◆ Problem description
Do not copy the pictures; transcribe all other material exactly.
** Begin **
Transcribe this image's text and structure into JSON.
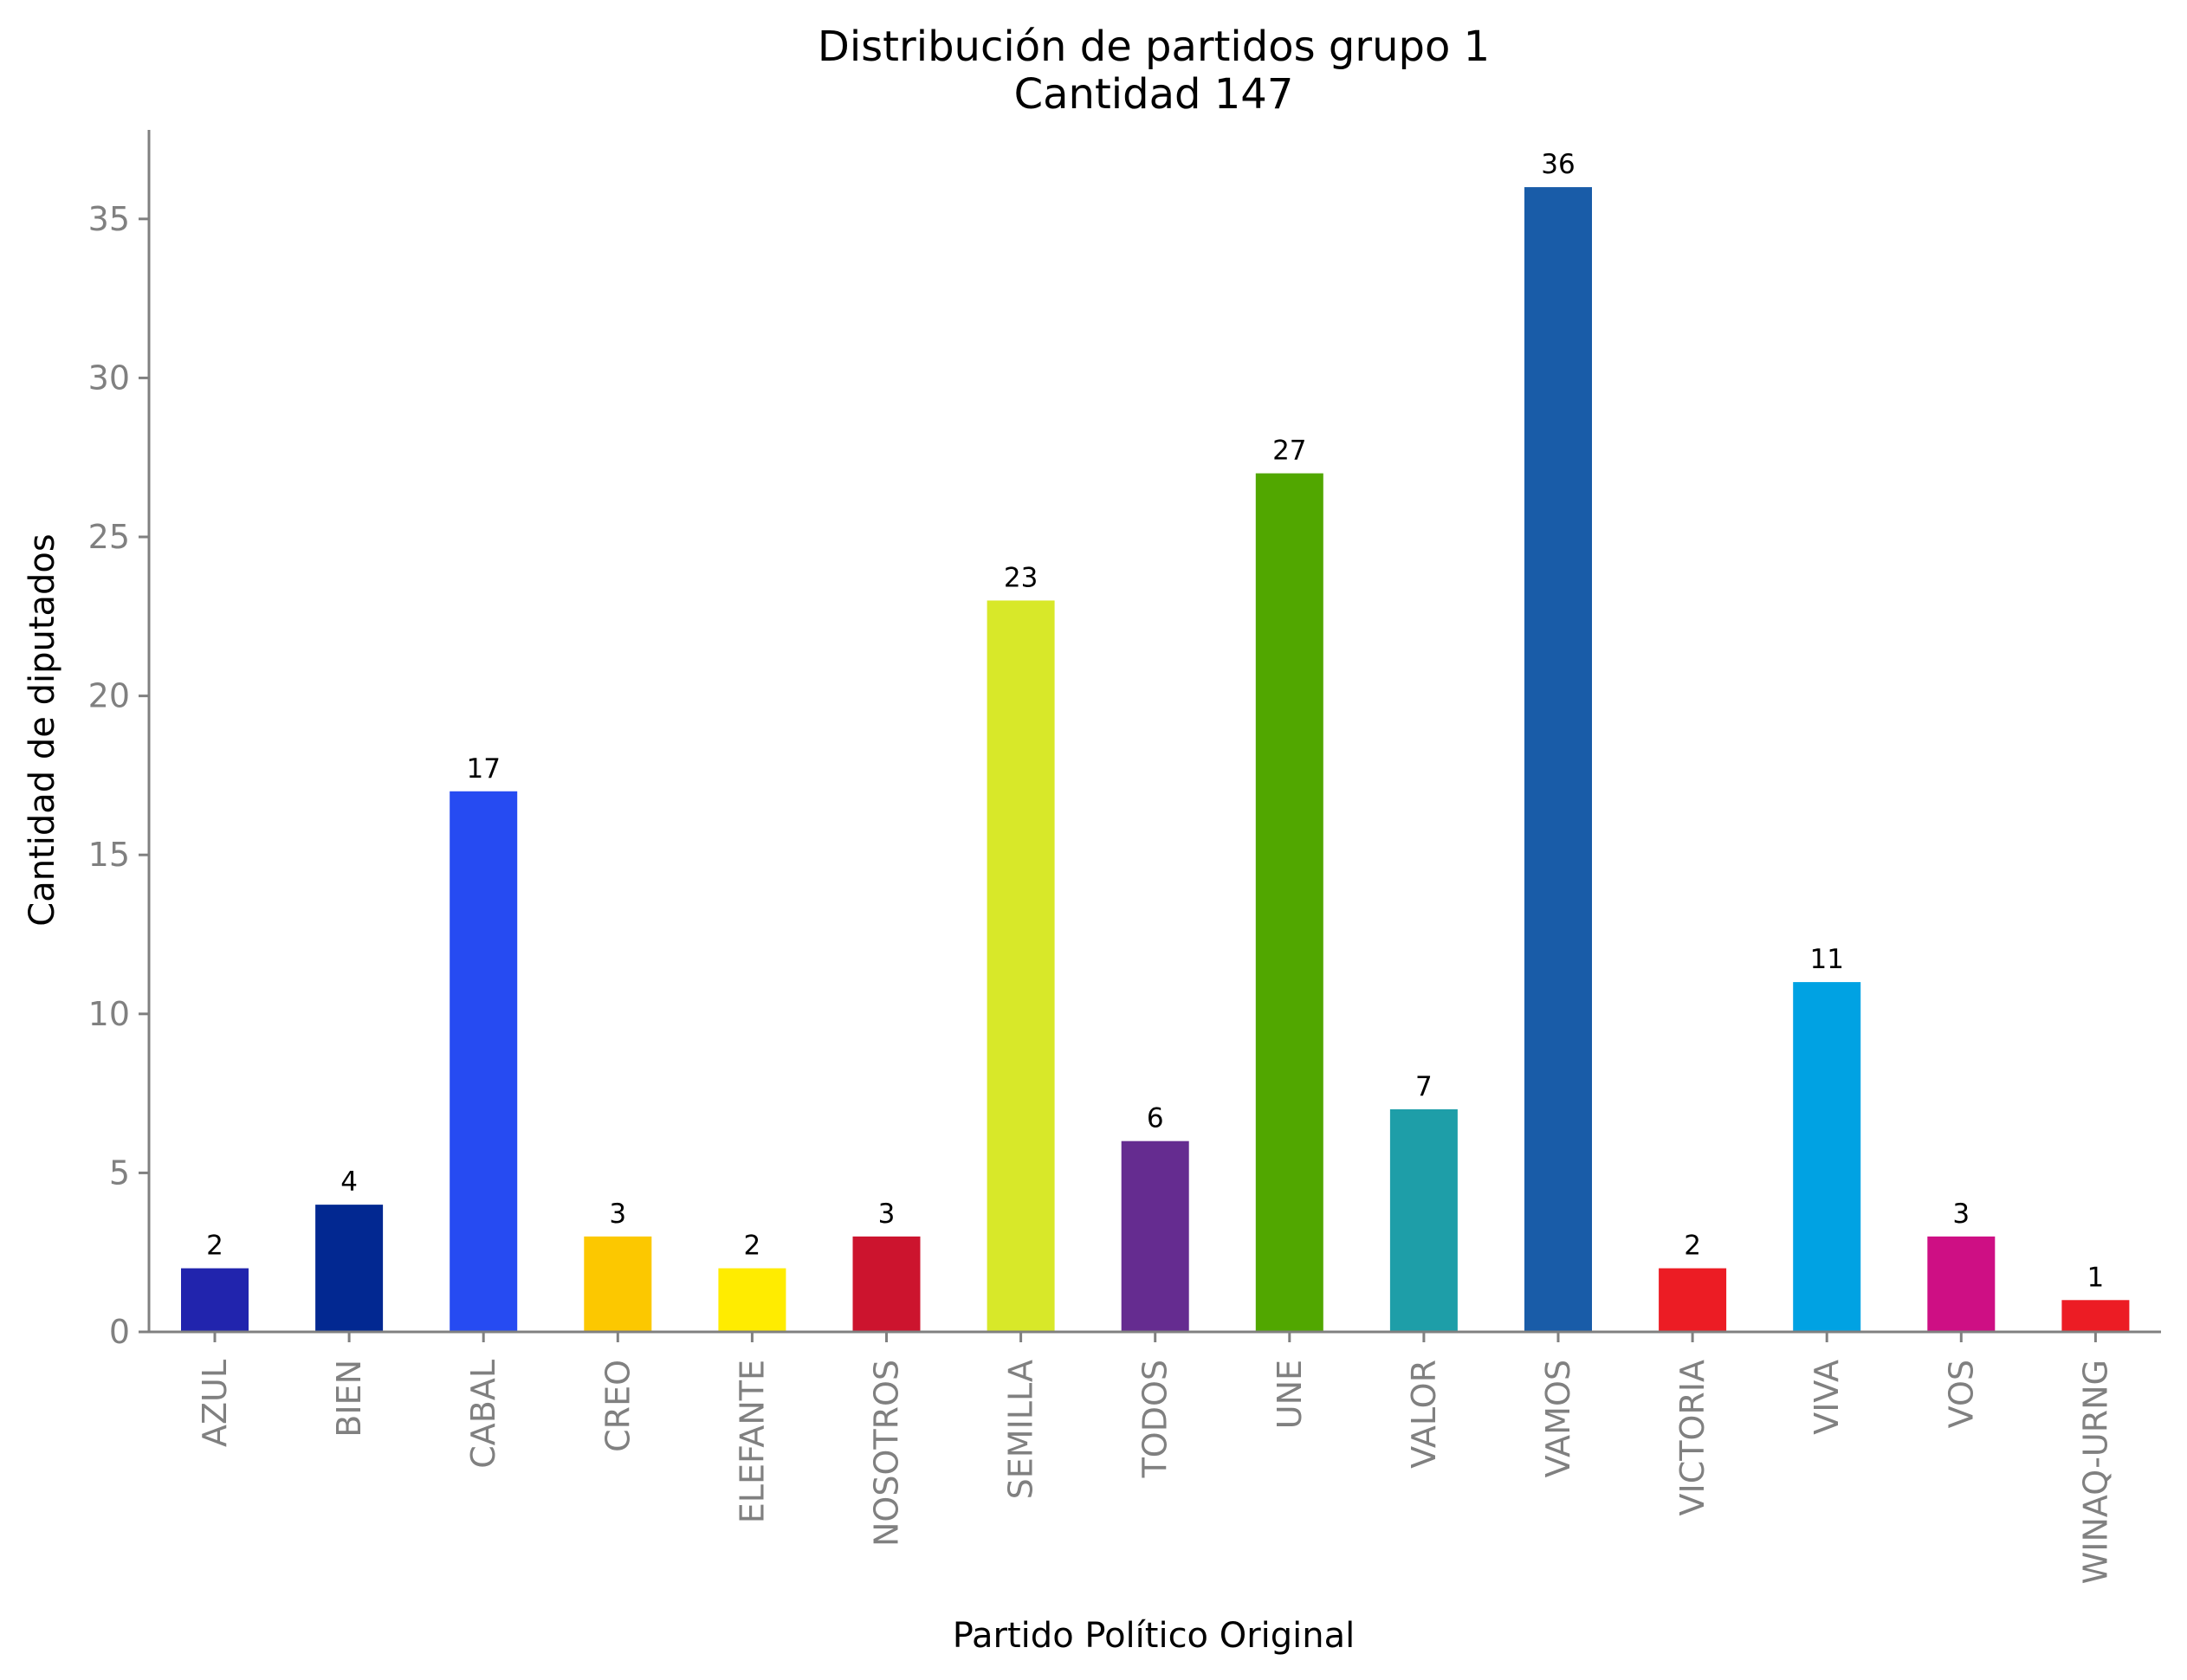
{
  "chart_data": {
    "type": "bar",
    "title": "Distribución de partidos grupo 1",
    "subtitle": "Cantidad 147",
    "xlabel": "Partido Político Original",
    "ylabel": "Cantidad de diputados",
    "categories": [
      "AZUL",
      "BIEN",
      "CABAL",
      "CREO",
      "ELEFANTE",
      "NOSOTROS",
      "SEMILLA",
      "TODOS",
      "UNE",
      "VALOR",
      "VAMOS",
      "VICTORIA",
      "VIVA",
      "VOS",
      "WINAQ-URNG"
    ],
    "values": [
      2,
      4,
      17,
      3,
      2,
      3,
      23,
      6,
      27,
      7,
      36,
      2,
      11,
      3,
      1
    ],
    "colors": [
      "#2124ad",
      "#022891",
      "#264bf2",
      "#fcc800",
      "#ffec00",
      "#cc142e",
      "#d8e829",
      "#652c90",
      "#51a700",
      "#1e9ea8",
      "#195ca8",
      "#ec1c24",
      "#00a2e3",
      "#ce0f84",
      "#ec1c24"
    ],
    "data_labels": [
      "2",
      "4",
      "17",
      "3",
      "2",
      "3",
      "23",
      "6",
      "27",
      "7",
      "36",
      "2",
      "11",
      "3",
      "1"
    ],
    "yticks": [
      0,
      5,
      10,
      15,
      20,
      25,
      30,
      35
    ],
    "ytick_labels": [
      "0",
      "5",
      "10",
      "15",
      "20",
      "25",
      "30",
      "35"
    ],
    "ylim": [
      0,
      37.8
    ],
    "grid": false,
    "legend": "none"
  }
}
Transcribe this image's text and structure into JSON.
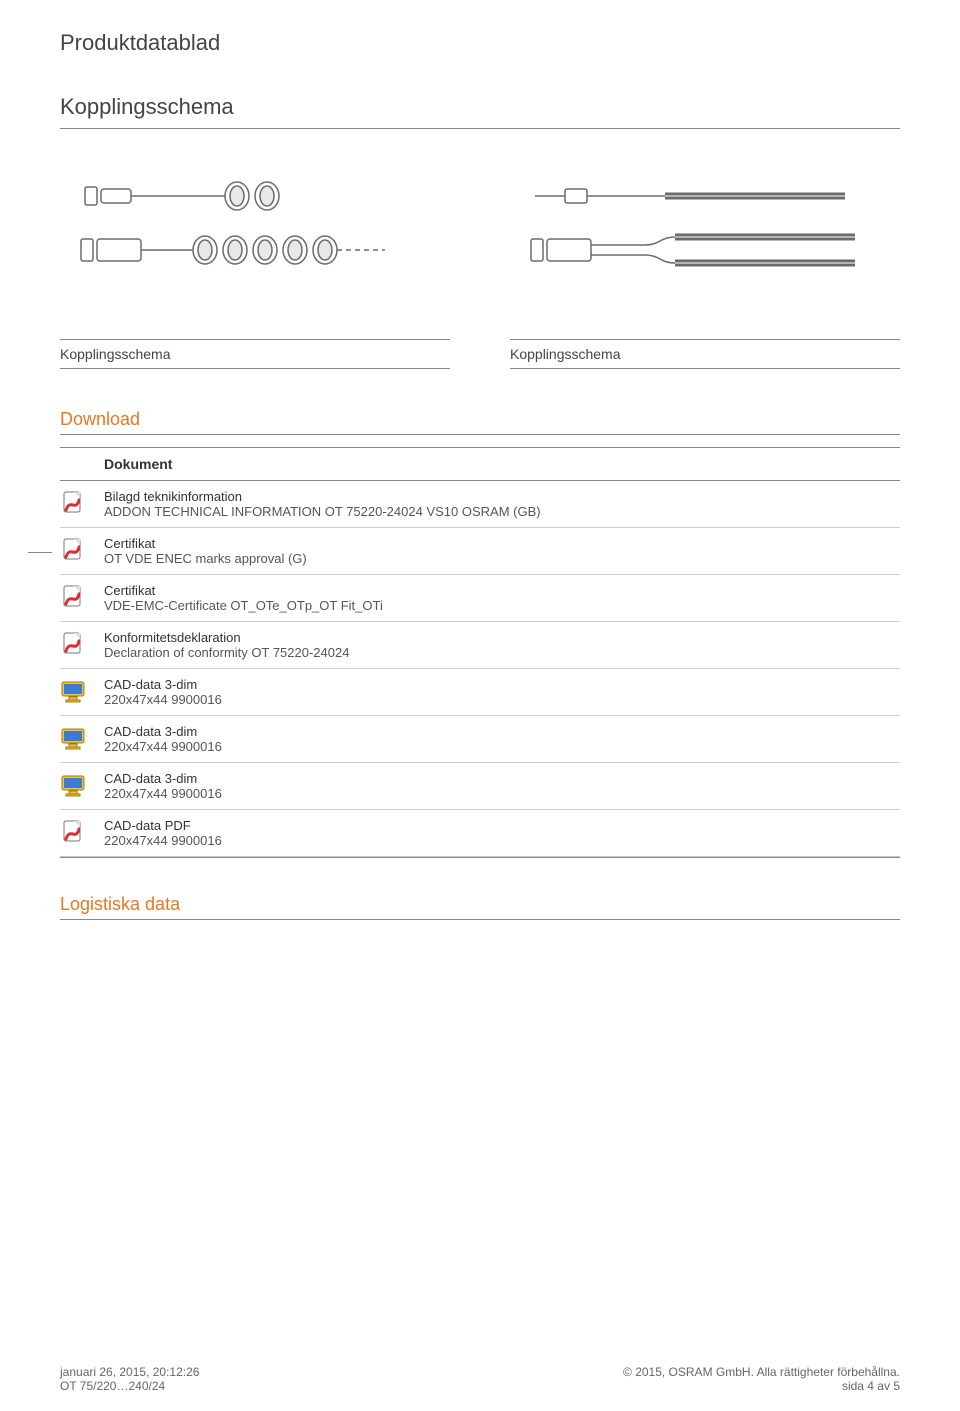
{
  "page_title": "Produktdatablad",
  "kopplings_heading": "Kopplingsschema",
  "captions": {
    "left": "Kopplingsschema",
    "right": "Kopplingsschema"
  },
  "download_heading": "Download",
  "doc_header": "Dokument",
  "docs": [
    {
      "icon": "pdf",
      "title": "Bilagd teknikinformation",
      "sub": "ADDON TECHNICAL INFORMATION OT 75220-24024 VS10 OSRAM (GB)"
    },
    {
      "icon": "pdf",
      "title": "Certifikat",
      "sub": "OT VDE ENEC marks approval (G)"
    },
    {
      "icon": "pdf",
      "title": "Certifikat",
      "sub": "VDE-EMC-Certificate OT_OTe_OTp_OT Fit_OTi"
    },
    {
      "icon": "pdf",
      "title": "Konformitetsdeklaration",
      "sub": "Declaration of conformity  OT 75220-24024"
    },
    {
      "icon": "cad",
      "title": "CAD-data 3-dim",
      "sub": "220x47x44 9900016"
    },
    {
      "icon": "cad",
      "title": "CAD-data 3-dim",
      "sub": "220x47x44 9900016"
    },
    {
      "icon": "cad",
      "title": "CAD-data 3-dim",
      "sub": "220x47x44 9900016"
    },
    {
      "icon": "pdf",
      "title": "CAD-data PDF",
      "sub": "220x47x44 9900016"
    }
  ],
  "logistics_heading": "Logistiska data",
  "footer": {
    "date": "januari 26, 2015, 20:12:26",
    "product": "OT 75/220…240/24",
    "copyright": "© 2015, OSRAM GmbH. Alla rättigheter förbehållna.",
    "page": "sida 4 av 5"
  },
  "colors": {
    "orange": "#e87722",
    "rule_dark": "#888888",
    "rule_light": "#cccccc",
    "text": "#333333",
    "icon_pdf_red": "#d92f2f",
    "icon_pdf_page": "#ffffff",
    "icon_cad_yellow": "#f2c335",
    "icon_cad_screen": "#3a7bd5",
    "svg_stroke": "#6b6b6b",
    "svg_fill": "#ffffff"
  }
}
** End **
◆ Correct result
Transcribe this image's text and structure into JSON.
{
  "chart_data": {
    "type": "bar",
    "title": "Distribución de partidos grupo 1",
    "subtitle": "Cantidad 147",
    "xlabel": "Partido Político Original",
    "ylabel": "Cantidad de diputados",
    "categories": [
      "AZUL",
      "BIEN",
      "CABAL",
      "CREO",
      "ELEFANTE",
      "NOSOTROS",
      "SEMILLA",
      "TODOS",
      "UNE",
      "VALOR",
      "VAMOS",
      "VICTORIA",
      "VIVA",
      "VOS",
      "WINAQ-URNG"
    ],
    "values": [
      2,
      4,
      17,
      3,
      2,
      3,
      23,
      6,
      27,
      7,
      36,
      2,
      11,
      3,
      1
    ],
    "colors": [
      "#2124ad",
      "#022891",
      "#264bf2",
      "#fcc800",
      "#ffec00",
      "#cc142e",
      "#d8e829",
      "#652c90",
      "#51a700",
      "#1e9ea8",
      "#195ca8",
      "#ec1c24",
      "#00a2e3",
      "#ce0f84",
      "#ec1c24"
    ],
    "data_labels": [
      "2",
      "4",
      "17",
      "3",
      "2",
      "3",
      "23",
      "6",
      "27",
      "7",
      "36",
      "2",
      "11",
      "3",
      "1"
    ],
    "yticks": [
      0,
      5,
      10,
      15,
      20,
      25,
      30,
      35
    ],
    "ytick_labels": [
      "0",
      "5",
      "10",
      "15",
      "20",
      "25",
      "30",
      "35"
    ],
    "ylim": [
      0,
      37.8
    ],
    "grid": false,
    "legend": "none"
  }
}
Transcribe this image's text and structure into JSON.
{
  "page_title": "Produktdatablad",
  "kopplings_heading": "Kopplingsschema",
  "captions": {
    "left": "Kopplingsschema",
    "right": "Kopplingsschema"
  },
  "download_heading": "Download",
  "doc_header": "Dokument",
  "docs": [
    {
      "icon": "pdf",
      "title": "Bilagd teknikinformation",
      "sub": "ADDON TECHNICAL INFORMATION OT 75220-24024 VS10 OSRAM (GB)"
    },
    {
      "icon": "pdf",
      "title": "Certifikat",
      "sub": "OT VDE ENEC marks approval (G)"
    },
    {
      "icon": "pdf",
      "title": "Certifikat",
      "sub": "VDE-EMC-Certificate OT_OTe_OTp_OT Fit_OTi"
    },
    {
      "icon": "pdf",
      "title": "Konformitetsdeklaration",
      "sub": "Declaration of conformity  OT 75220-24024"
    },
    {
      "icon": "cad",
      "title": "CAD-data 3-dim",
      "sub": "220x47x44 9900016"
    },
    {
      "icon": "cad",
      "title": "CAD-data 3-dim",
      "sub": "220x47x44 9900016"
    },
    {
      "icon": "cad",
      "title": "CAD-data 3-dim",
      "sub": "220x47x44 9900016"
    },
    {
      "icon": "pdf",
      "title": "CAD-data PDF",
      "sub": "220x47x44 9900016"
    }
  ],
  "logistics_heading": "Logistiska data",
  "footer": {
    "date": "januari 26, 2015, 20:12:26",
    "product": "OT 75/220…240/24",
    "copyright": "© 2015, OSRAM GmbH. Alla rättigheter förbehållna.",
    "page": "sida 4 av 5"
  },
  "colors": {
    "orange": "#e87722",
    "rule_dark": "#888888",
    "rule_light": "#cccccc",
    "text": "#333333",
    "icon_pdf_red": "#d92f2f",
    "icon_pdf_page": "#ffffff",
    "icon_cad_yellow": "#f2c335",
    "icon_cad_screen": "#3a7bd5",
    "svg_stroke": "#6b6b6b",
    "svg_fill": "#ffffff"
  }
}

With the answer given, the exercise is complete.